-- Start --
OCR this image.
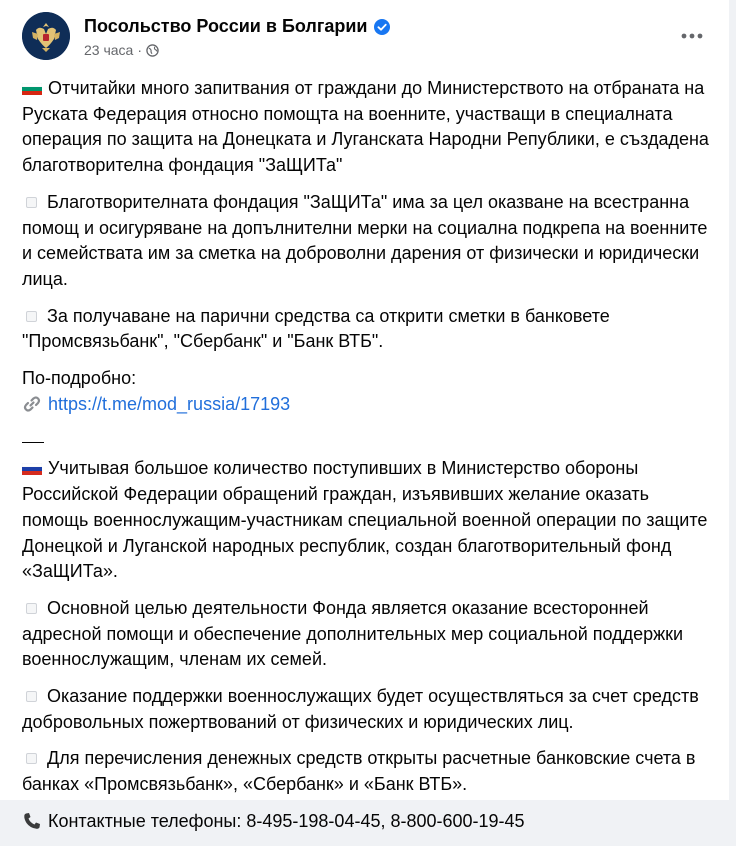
Посольство России в Болгарии
23 часа ·

Отчитайки много запитвания от граждани до Министерството на отбраната на Руската Федерация относно помощта на военните, участващи в специалната операция по защита на Донецката и Луганската Народни Републики, е създадена благотворителна фондация "ЗаЩИТа"

Благотворителната фондация "ЗаЩИТа" има за цел оказване на всестранна помощ и осигуряване на допълнителни мерки на социална подкрепа на военните и семействата им за сметка на доброволни дарения от физически и юридически лица.

За получаване на парични средства са открити сметки в банковете "Промсвязьбанк", "Сбербанк" и "Банк ВТБ".

По-подробно:

https://t.me/mod_russia/17193

Учитывая большое количество поступивших в Министерство обороны Российской Федерации обращений граждан, изъявивших желание оказать помощь военнослужащим-участникам специальной военной операции по защите Донецкой и Луганской народных республик, создан благотворительный фонд «ЗаЩИТа».

Основной целью деятельности Фонда является оказание всесторонней адресной помощи и обеспечение дополнительных мер социальной поддержки военнослужащим, членам их семей.

Оказание поддержки военнослужащих будет осуществляться за счет средств добровольных пожертвований от физических и юридических лиц.

Для перечисления денежных средств открыты расчетные банковские счета в банках «Промсвязьбанк», «Сбербанк» и «Банк ВТБ».

Контактные телефоны: 8-495-198-04-45, 8-800-600-19-45
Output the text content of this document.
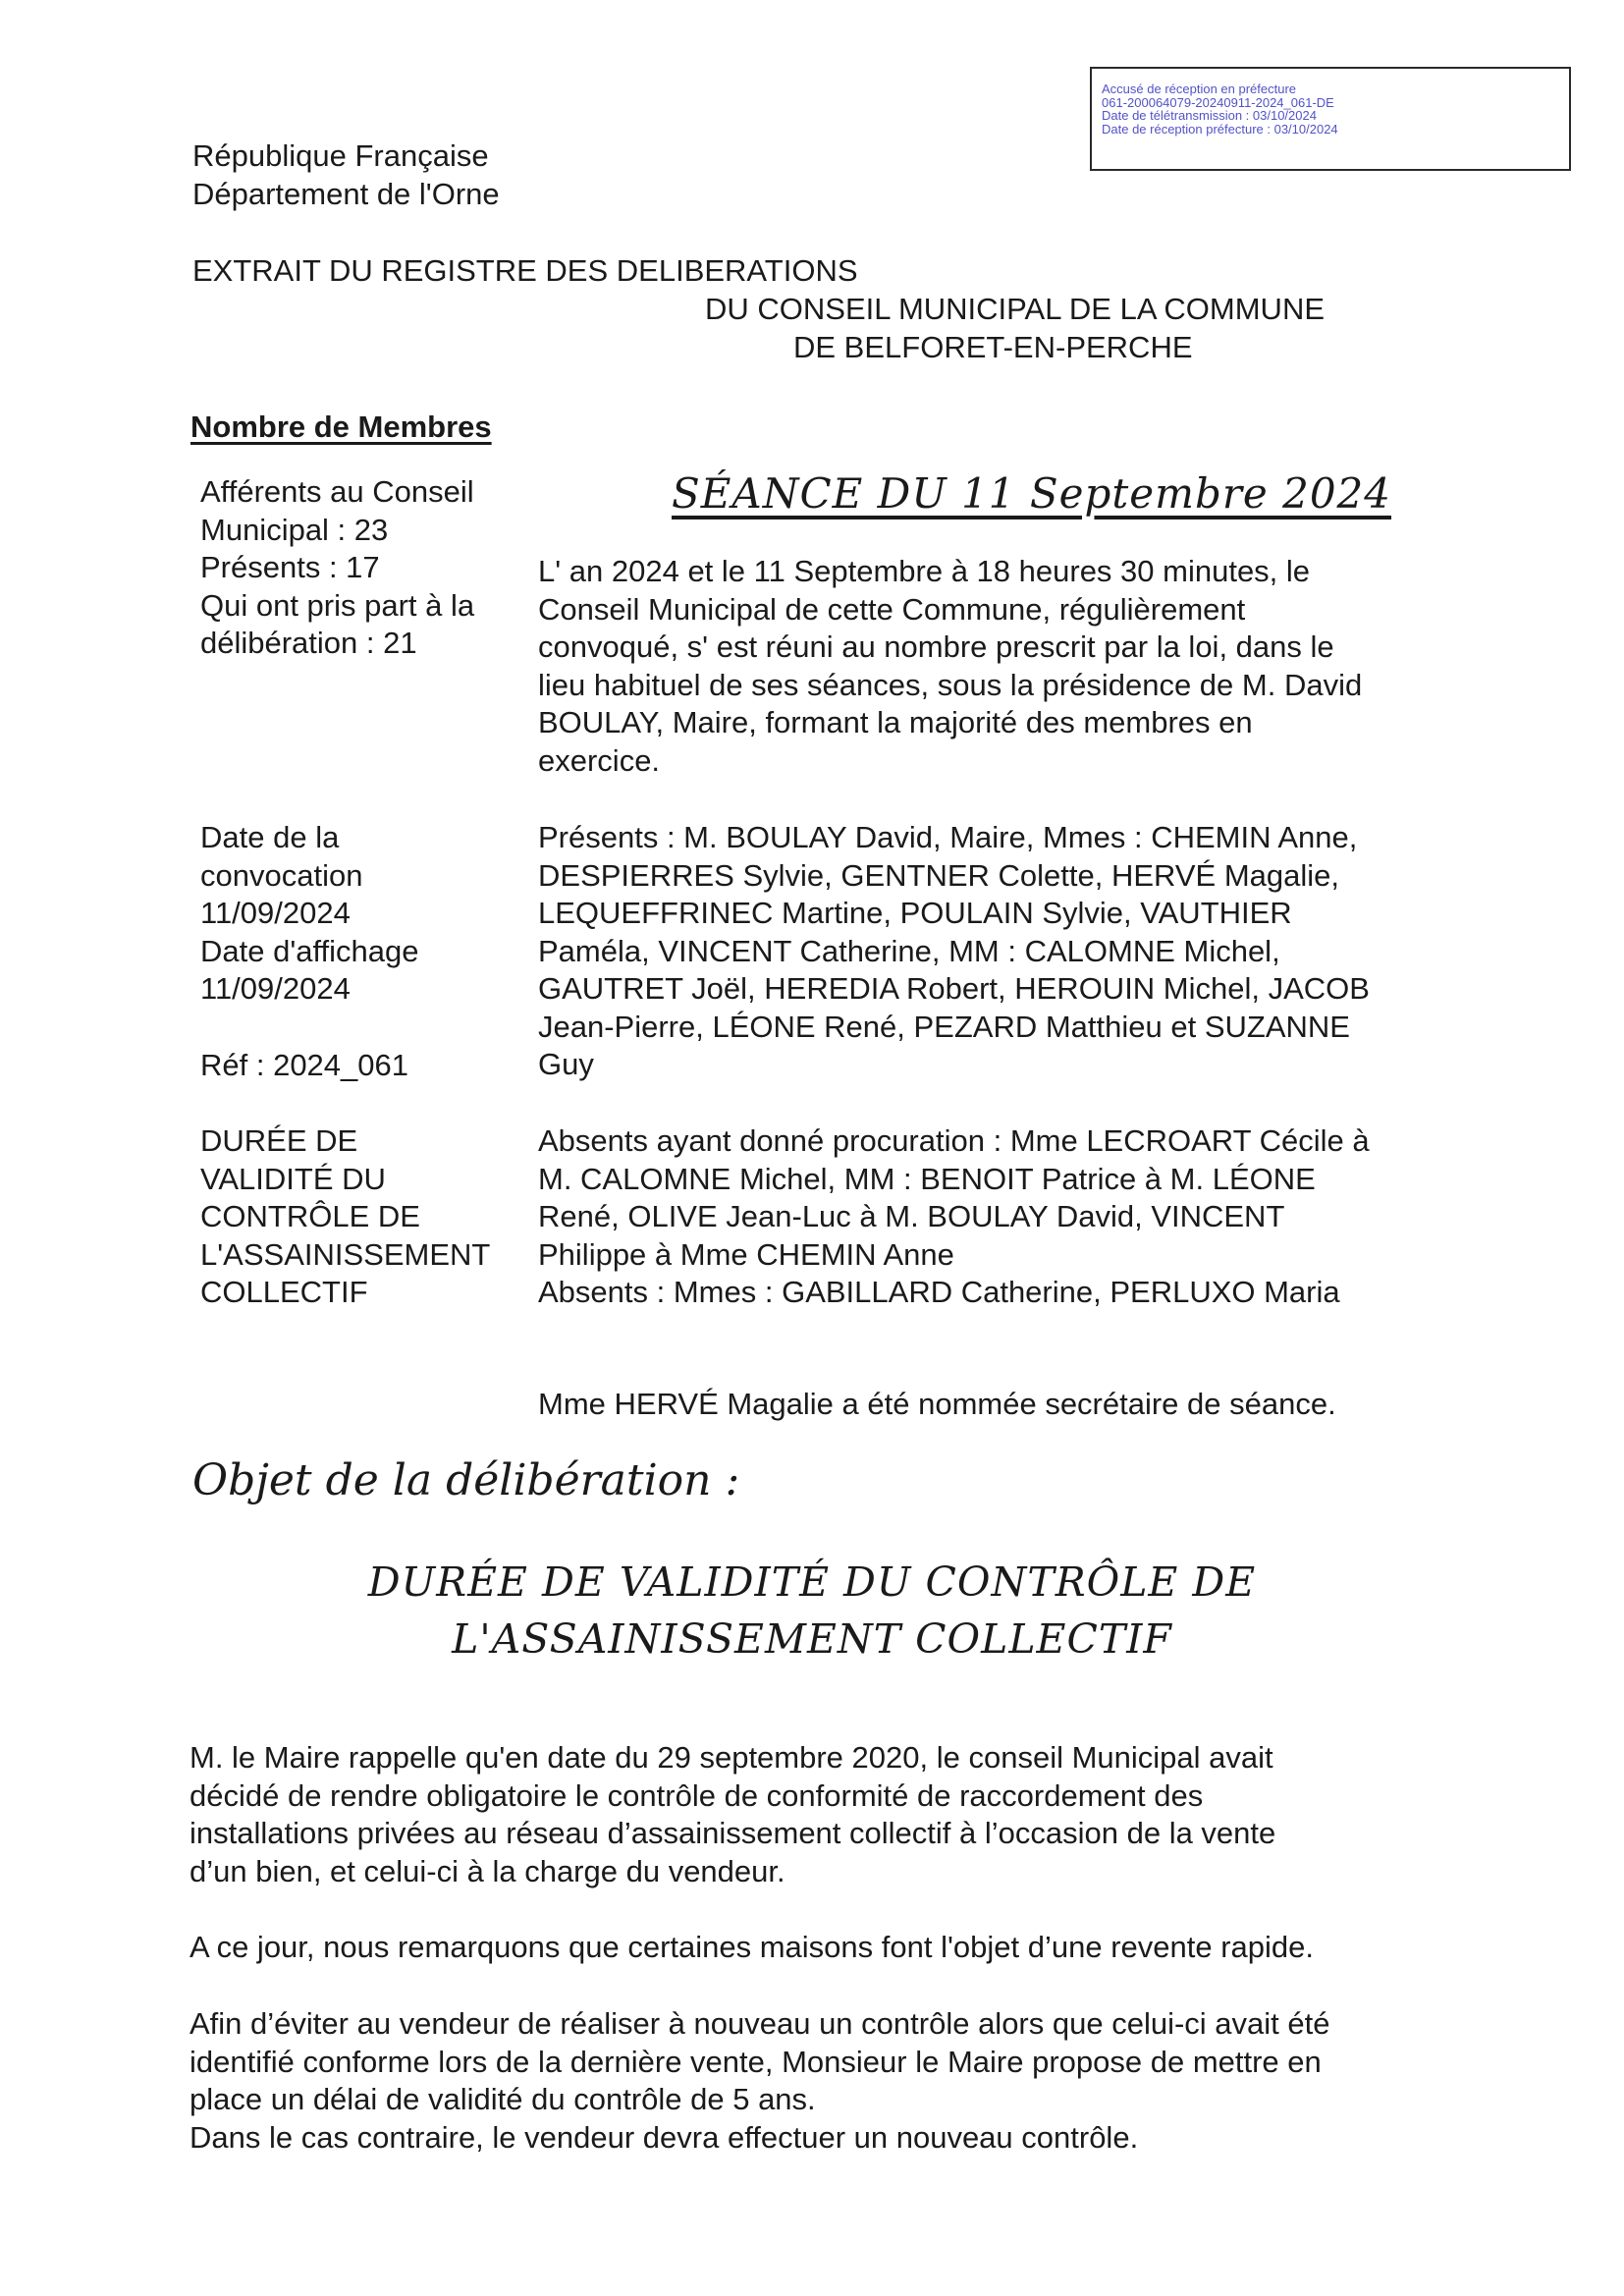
Accusé de réception en préfecture
061-200064079-20240911-2024_061-DE
Date de télétransmission : 03/10/2024
Date de réception préfecture : 03/10/2024
République Française
Département de l'Orne
EXTRAIT DU REGISTRE DES DELIBERATIONS
DU CONSEIL MUNICIPAL DE LA COMMUNE
DE BELFORET-EN-PERCHE
Nombre de Membres
Afférents au Conseil
Municipal : 23
Présents : 17
Qui ont pris part à la
délibération : 21
SÉANCE DU 11 Septembre 2024
L' an 2024 et le 11 Septembre à 18 heures 30 minutes, le
Conseil Municipal de cette Commune, régulièrement
convoqué, s' est réuni au nombre prescrit par la loi, dans le
lieu habituel de ses séances, sous la présidence de M. David
BOULAY, Maire, formant la majorité des membres en
exercice.
Date de la
convocation
11/09/2024
Date d'affichage
11/09/2024
Présents : M. BOULAY David, Maire, Mmes : CHEMIN Anne,
DESPIERRES Sylvie, GENTNER Colette, HERVÉ Magalie,
LEQUEFFRINEC Martine, POULAIN Sylvie, VAUTHIER
Paméla, VINCENT Catherine, MM : CALOMNE Michel,
GAUTRET Joël, HEREDIA Robert, HEROUIN Michel, JACOB
Jean-Pierre, LÉONE René, PEZARD Matthieu et SUZANNE
Guy
Réf : 2024_061
DURÉE DE
VALIDITÉ DU
CONTRÔLE DE
L'ASSAINISSEMENT
COLLECTIF
Absents ayant donné procuration : Mme LECROART Cécile à
M. CALOMNE Michel, MM : BENOIT Patrice à M. LÉONE
René, OLIVE Jean-Luc à M. BOULAY David, VINCENT
Philippe à Mme CHEMIN Anne
Absents : Mmes : GABILLARD Catherine, PERLUXO Maria
Mme HERVÉ Magalie a été nommée secrétaire de séance.
Objet de la délibération :
DURÉE DE VALIDITÉ DU CONTRÔLE DE
L'ASSAINISSEMENT COLLECTIF
M. le Maire rappelle qu'en date du 29 septembre 2020, le conseil Municipal avait
décidé de rendre obligatoire le contrôle de conformité de raccordement des
installations privées au réseau d’assainissement collectif à l’occasion de la vente
d’un bien, et celui-ci à la charge du vendeur.
A ce jour, nous remarquons que certaines maisons font l'objet d’une revente rapide.
Afin d’éviter au vendeur de réaliser à nouveau un contrôle alors que celui-ci avait été
identifié conforme lors de la dernière vente, Monsieur le Maire propose de mettre en
place un délai de validité du contrôle de 5 ans.
Dans le cas contraire, le vendeur devra effectuer un nouveau contrôle.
-- End --
DIRECTIONS FOR THIS TASK:
Reproduce all of the material exactly, apart from the pictures.

REPLY TO THE TASK:
OCR this image.
Посольство России в Болгарии
23 часа ·

Отчитайки много запитвания от граждани до Министерството на отбраната на Руската Федерация относно помощта на военните, участващи в специалната операция по защита на Донецката и Луганската Народни Републики, е създадена благотворителна фондация "ЗаЩИТа"

Благотворителната фондация "ЗаЩИТа" има за цел оказване на всестранна помощ и осигуряване на допълнителни мерки на социална подкрепа на военните и семействата им за сметка на доброволни дарения от физически и юридически лица.

За получаване на парични средства са открити сметки в банковете "Промсвязьбанк", "Сбербанк" и "Банк ВТБ".

По-подробно:

https://t.me/mod_russia/17193

Учитывая большое количество поступивших в Министерство обороны Российской Федерации обращений граждан, изъявивших желание оказать помощь военнослужащим-участникам специальной военной операции по защите Донецкой и Луганской народных республик, создан благотворительный фонд «ЗаЩИТа».

Основной целью деятельности Фонда является оказание всесторонней адресной помощи и обеспечение дополнительных мер социальной поддержки военнослужащим, членам их семей.

Оказание поддержки военнослужащих будет осуществляться за счет средств добровольных пожертвований от физических и юридических лиц.

Для перечисления денежных средств открыты расчетные банковские счета в банках «Промсвязьбанк», «Сбербанк» и «Банк ВТБ».

Контактные телефоны: 8-495-198-04-45, 8-800-600-19-45
Output the text content of this document.
Accusé de réception en préfecture
061-200064079-20240911-2024_061-DE
Date de télétransmission : 03/10/2024
Date de réception préfecture : 03/10/2024
République Française
Département de l'Orne
EXTRAIT DU REGISTRE DES DELIBERATIONS
DU CONSEIL MUNICIPAL DE LA COMMUNE
DE BELFORET-EN-PERCHE
Nombre de Membres
Afférents au Conseil
Municipal : 23
Présents : 17
Qui ont pris part à la
délibération : 21
SÉANCE DU 11 Septembre 2024
L' an 2024 et le 11 Septembre à 18 heures 30 minutes, le
Conseil Municipal de cette Commune, régulièrement
convoqué, s' est réuni au nombre prescrit par la loi, dans le
lieu habituel de ses séances, sous la présidence de M. David
BOULAY, Maire, formant la majorité des membres en
exercice.
Date de la
convocation
11/09/2024
Date d'affichage
11/09/2024
Présents : M. BOULAY David, Maire, Mmes : CHEMIN Anne,
DESPIERRES Sylvie, GENTNER Colette, HERVÉ Magalie,
LEQUEFFRINEC Martine, POULAIN Sylvie, VAUTHIER
Paméla, VINCENT Catherine, MM : CALOMNE Michel,
GAUTRET Joël, HEREDIA Robert, HEROUIN Michel, JACOB
Jean-Pierre, LÉONE René, PEZARD Matthieu et SUZANNE
Guy
Réf : 2024_061
DURÉE DE
VALIDITÉ DU
CONTRÔLE DE
L'ASSAINISSEMENT
COLLECTIF
Absents ayant donné procuration : Mme LECROART Cécile à
M. CALOMNE Michel, MM : BENOIT Patrice à M. LÉONE
René, OLIVE Jean-Luc à M. BOULAY David, VINCENT
Philippe à Mme CHEMIN Anne
Absents : Mmes : GABILLARD Catherine, PERLUXO Maria
Mme HERVÉ Magalie a été nommée secrétaire de séance.
Objet de la délibération :
DURÉE DE VALIDITÉ DU CONTRÔLE DE
L'ASSAINISSEMENT COLLECTIF
M. le Maire rappelle qu'en date du 29 septembre 2020, le conseil Municipal avait
décidé de rendre obligatoire le contrôle de conformité de raccordement des
installations privées au réseau d’assainissement collectif à l’occasion de la vente
d’un bien, et celui-ci à la charge du vendeur.
A ce jour, nous remarquons que certaines maisons font l'objet d’une revente rapide.
Afin d’éviter au vendeur de réaliser à nouveau un contrôle alors que celui-ci avait été
identifié conforme lors de la dernière vente, Monsieur le Maire propose de mettre en
place un délai de validité du contrôle de 5 ans.
Dans le cas contraire, le vendeur devra effectuer un nouveau contrôle.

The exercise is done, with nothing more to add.